THE EXERCISE: All entries are to be given again verbatim.

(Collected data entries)
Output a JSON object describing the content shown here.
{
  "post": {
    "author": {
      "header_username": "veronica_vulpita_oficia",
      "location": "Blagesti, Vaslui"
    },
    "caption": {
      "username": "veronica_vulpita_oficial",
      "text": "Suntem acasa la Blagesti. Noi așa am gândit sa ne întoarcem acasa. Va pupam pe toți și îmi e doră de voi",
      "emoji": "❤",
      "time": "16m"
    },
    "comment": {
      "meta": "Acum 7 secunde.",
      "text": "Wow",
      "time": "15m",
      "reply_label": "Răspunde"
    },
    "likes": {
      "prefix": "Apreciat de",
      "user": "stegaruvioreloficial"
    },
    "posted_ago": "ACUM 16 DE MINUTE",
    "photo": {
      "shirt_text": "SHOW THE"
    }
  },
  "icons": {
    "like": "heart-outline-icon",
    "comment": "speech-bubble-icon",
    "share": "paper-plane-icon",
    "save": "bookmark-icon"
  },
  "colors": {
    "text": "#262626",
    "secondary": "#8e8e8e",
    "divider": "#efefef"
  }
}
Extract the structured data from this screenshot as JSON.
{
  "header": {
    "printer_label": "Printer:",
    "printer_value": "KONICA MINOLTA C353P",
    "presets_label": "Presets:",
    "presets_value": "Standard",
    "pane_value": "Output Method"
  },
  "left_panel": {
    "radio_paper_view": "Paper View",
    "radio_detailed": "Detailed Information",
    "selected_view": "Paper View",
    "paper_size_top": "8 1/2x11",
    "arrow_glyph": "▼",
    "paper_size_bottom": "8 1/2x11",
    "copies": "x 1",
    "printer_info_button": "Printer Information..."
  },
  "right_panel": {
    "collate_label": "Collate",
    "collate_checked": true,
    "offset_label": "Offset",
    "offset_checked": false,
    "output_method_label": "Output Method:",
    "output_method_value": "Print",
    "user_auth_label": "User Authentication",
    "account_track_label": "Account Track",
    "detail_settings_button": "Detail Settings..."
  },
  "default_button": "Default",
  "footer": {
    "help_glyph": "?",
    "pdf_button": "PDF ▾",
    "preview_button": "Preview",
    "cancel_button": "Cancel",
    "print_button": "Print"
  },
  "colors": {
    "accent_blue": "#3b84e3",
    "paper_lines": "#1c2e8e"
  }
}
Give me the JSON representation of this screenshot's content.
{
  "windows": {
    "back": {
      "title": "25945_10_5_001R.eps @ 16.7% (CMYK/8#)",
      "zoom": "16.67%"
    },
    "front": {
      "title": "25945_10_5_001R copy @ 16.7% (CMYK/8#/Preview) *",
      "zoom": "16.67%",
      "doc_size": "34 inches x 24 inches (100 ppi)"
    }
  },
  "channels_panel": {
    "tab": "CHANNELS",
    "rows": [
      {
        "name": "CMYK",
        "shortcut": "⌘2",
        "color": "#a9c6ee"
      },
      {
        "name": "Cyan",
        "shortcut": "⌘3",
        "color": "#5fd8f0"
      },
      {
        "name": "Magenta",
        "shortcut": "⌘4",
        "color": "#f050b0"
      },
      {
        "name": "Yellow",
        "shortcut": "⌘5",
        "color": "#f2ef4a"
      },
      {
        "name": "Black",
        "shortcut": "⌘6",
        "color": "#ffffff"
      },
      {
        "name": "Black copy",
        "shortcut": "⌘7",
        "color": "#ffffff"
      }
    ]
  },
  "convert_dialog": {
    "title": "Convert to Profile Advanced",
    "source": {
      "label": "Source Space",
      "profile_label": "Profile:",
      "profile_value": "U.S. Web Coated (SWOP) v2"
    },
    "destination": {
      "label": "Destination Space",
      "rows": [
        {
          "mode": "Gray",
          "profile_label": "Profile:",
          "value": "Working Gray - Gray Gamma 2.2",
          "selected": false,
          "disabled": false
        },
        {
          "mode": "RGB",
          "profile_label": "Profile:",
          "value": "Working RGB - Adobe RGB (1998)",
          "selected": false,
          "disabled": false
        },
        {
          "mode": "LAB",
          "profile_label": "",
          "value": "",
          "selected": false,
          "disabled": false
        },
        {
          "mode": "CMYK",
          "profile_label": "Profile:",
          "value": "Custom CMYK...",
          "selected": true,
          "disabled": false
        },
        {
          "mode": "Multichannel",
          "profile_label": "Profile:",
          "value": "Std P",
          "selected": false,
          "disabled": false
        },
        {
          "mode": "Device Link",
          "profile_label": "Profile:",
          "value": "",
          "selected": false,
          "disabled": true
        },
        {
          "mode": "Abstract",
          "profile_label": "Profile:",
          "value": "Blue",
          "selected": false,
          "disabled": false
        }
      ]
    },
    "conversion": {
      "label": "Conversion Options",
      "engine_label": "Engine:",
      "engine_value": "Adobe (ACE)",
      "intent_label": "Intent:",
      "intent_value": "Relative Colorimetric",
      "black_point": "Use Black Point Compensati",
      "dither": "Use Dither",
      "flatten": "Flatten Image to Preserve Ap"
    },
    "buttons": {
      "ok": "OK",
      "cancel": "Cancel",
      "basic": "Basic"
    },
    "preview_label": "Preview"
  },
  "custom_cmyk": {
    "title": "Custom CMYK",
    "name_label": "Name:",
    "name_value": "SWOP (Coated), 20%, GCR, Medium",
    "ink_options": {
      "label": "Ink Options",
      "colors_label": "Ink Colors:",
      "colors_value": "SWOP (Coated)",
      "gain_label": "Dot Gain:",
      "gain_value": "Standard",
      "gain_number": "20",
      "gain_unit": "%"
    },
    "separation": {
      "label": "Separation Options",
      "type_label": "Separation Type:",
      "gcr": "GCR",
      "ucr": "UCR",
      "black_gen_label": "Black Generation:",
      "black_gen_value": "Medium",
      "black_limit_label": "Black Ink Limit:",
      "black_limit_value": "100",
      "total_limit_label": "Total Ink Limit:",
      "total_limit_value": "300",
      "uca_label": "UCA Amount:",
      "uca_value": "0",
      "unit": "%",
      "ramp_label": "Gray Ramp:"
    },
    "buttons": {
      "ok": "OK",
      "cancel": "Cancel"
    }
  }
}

THE OUTPUT:
Output a JSON object describing the content shown here.
{
  "post": {
    "author": {
      "header_username": "veronica_vulpita_oficia",
      "location": "Blagesti, Vaslui"
    },
    "caption": {
      "username": "veronica_vulpita_oficial",
      "text": "Suntem acasa la Blagesti. Noi așa am gândit sa ne întoarcem acasa. Va pupam pe toți și îmi e doră de voi",
      "emoji": "❤",
      "time": "16m"
    },
    "comment": {
      "meta": "Acum 7 secunde.",
      "text": "Wow",
      "time": "15m",
      "reply_label": "Răspunde"
    },
    "likes": {
      "prefix": "Apreciat de",
      "user": "stegaruvioreloficial"
    },
    "posted_ago": "ACUM 16 DE MINUTE",
    "photo": {
      "shirt_text": "SHOW THE"
    }
  },
  "icons": {
    "like": "heart-outline-icon",
    "comment": "speech-bubble-icon",
    "share": "paper-plane-icon",
    "save": "bookmark-icon"
  },
  "colors": {
    "text": "#262626",
    "secondary": "#8e8e8e",
    "divider": "#efefef"
  }
}
Extract the structured data from this screenshot as JSON.
{
  "header": {
    "printer_label": "Printer:",
    "printer_value": "KONICA MINOLTA C353P",
    "presets_label": "Presets:",
    "presets_value": "Standard",
    "pane_value": "Output Method"
  },
  "left_panel": {
    "radio_paper_view": "Paper View",
    "radio_detailed": "Detailed Information",
    "selected_view": "Paper View",
    "paper_size_top": "8 1/2x11",
    "arrow_glyph": "▼",
    "paper_size_bottom": "8 1/2x11",
    "copies": "x 1",
    "printer_info_button": "Printer Information..."
  },
  "right_panel": {
    "collate_label": "Collate",
    "collate_checked": true,
    "offset_label": "Offset",
    "offset_checked": false,
    "output_method_label": "Output Method:",
    "output_method_value": "Print",
    "user_auth_label": "User Authentication",
    "account_track_label": "Account Track",
    "detail_settings_button": "Detail Settings..."
  },
  "default_button": "Default",
  "footer": {
    "help_glyph": "?",
    "pdf_button": "PDF ▾",
    "preview_button": "Preview",
    "cancel_button": "Cancel",
    "print_button": "Print"
  },
  "colors": {
    "accent_blue": "#3b84e3",
    "paper_lines": "#1c2e8e"
  }
}
Give me the JSON representation of this screenshot's content.
{
  "windows": {
    "back": {
      "title": "25945_10_5_001R.eps @ 16.7% (CMYK/8#)",
      "zoom": "16.67%"
    },
    "front": {
      "title": "25945_10_5_001R copy @ 16.7% (CMYK/8#/Preview) *",
      "zoom": "16.67%",
      "doc_size": "34 inches x 24 inches (100 ppi)"
    }
  },
  "channels_panel": {
    "tab": "CHANNELS",
    "rows": [
      {
        "name": "CMYK",
        "shortcut": "⌘2",
        "color": "#a9c6ee"
      },
      {
        "name": "Cyan",
        "shortcut": "⌘3",
        "color": "#5fd8f0"
      },
      {
        "name": "Magenta",
        "shortcut": "⌘4",
        "color": "#f050b0"
      },
      {
        "name": "Yellow",
        "shortcut": "⌘5",
        "color": "#f2ef4a"
      },
      {
        "name": "Black",
        "shortcut": "⌘6",
        "color": "#ffffff"
      },
      {
        "name": "Black copy",
        "shortcut": "⌘7",
        "color": "#ffffff"
      }
    ]
  },
  "convert_dialog": {
    "title": "Convert to Profile Advanced",
    "source": {
      "label": "Source Space",
      "profile_label": "Profile:",
      "profile_value": "U.S. Web Coated (SWOP) v2"
    },
    "destination": {
      "label": "Destination Space",
      "rows": [
        {
          "mode": "Gray",
          "profile_label": "Profile:",
          "value": "Working Gray - Gray Gamma 2.2",
          "selected": false,
          "disabled": false
        },
        {
          "mode": "RGB",
          "profile_label": "Profile:",
          "value": "Working RGB - Adobe RGB (1998)",
          "selected": false,
          "disabled": false
        },
        {
          "mode": "LAB",
          "profile_label": "",
          "value": "",
          "selected": false,
          "disabled": false
        },
        {
          "mode": "CMYK",
          "profile_label": "Profile:",
          "value": "Custom CMYK...",
          "selected": true,
          "disabled": false
        },
        {
          "mode": "Multichannel",
          "profile_label": "Profile:",
          "value": "Std P",
          "selected": false,
          "disabled": false
        },
        {
          "mode": "Device Link",
          "profile_label": "Profile:",
          "value": "",
          "selected": false,
          "disabled": true
        },
        {
          "mode": "Abstract",
          "profile_label": "Profile:",
          "value": "Blue",
          "selected": false,
          "disabled": false
        }
      ]
    },
    "conversion": {
      "label": "Conversion Options",
      "engine_label": "Engine:",
      "engine_value": "Adobe (ACE)",
      "intent_label": "Intent:",
      "intent_value": "Relative Colorimetric",
      "black_point": "Use Black Point Compensati",
      "dither": "Use Dither",
      "flatten": "Flatten Image to Preserve Ap"
    },
    "buttons": {
      "ok": "OK",
      "cancel": "Cancel",
      "basic": "Basic"
    },
    "preview_label": "Preview"
  },
  "custom_cmyk": {
    "title": "Custom CMYK",
    "name_label": "Name:",
    "name_value": "SWOP (Coated), 20%, GCR, Medium",
    "ink_options": {
      "label": "Ink Options",
      "colors_label": "Ink Colors:",
      "colors_value": "SWOP (Coated)",
      "gain_label": "Dot Gain:",
      "gain_value": "Standard",
      "gain_number": "20",
      "gain_unit": "%"
    },
    "separation": {
      "label": "Separation Options",
      "type_label": "Separation Type:",
      "gcr": "GCR",
      "ucr": "UCR",
      "black_gen_label": "Black Generation:",
      "black_gen_value": "Medium",
      "black_limit_label": "Black Ink Limit:",
      "black_limit_value": "100",
      "total_limit_label": "Total Ink Limit:",
      "total_limit_value": "300",
      "uca_label": "UCA Amount:",
      "uca_value": "0",
      "unit": "%",
      "ramp_label": "Gray Ramp:"
    },
    "buttons": {
      "ok": "OK",
      "cancel": "Cancel"
    }
  }
}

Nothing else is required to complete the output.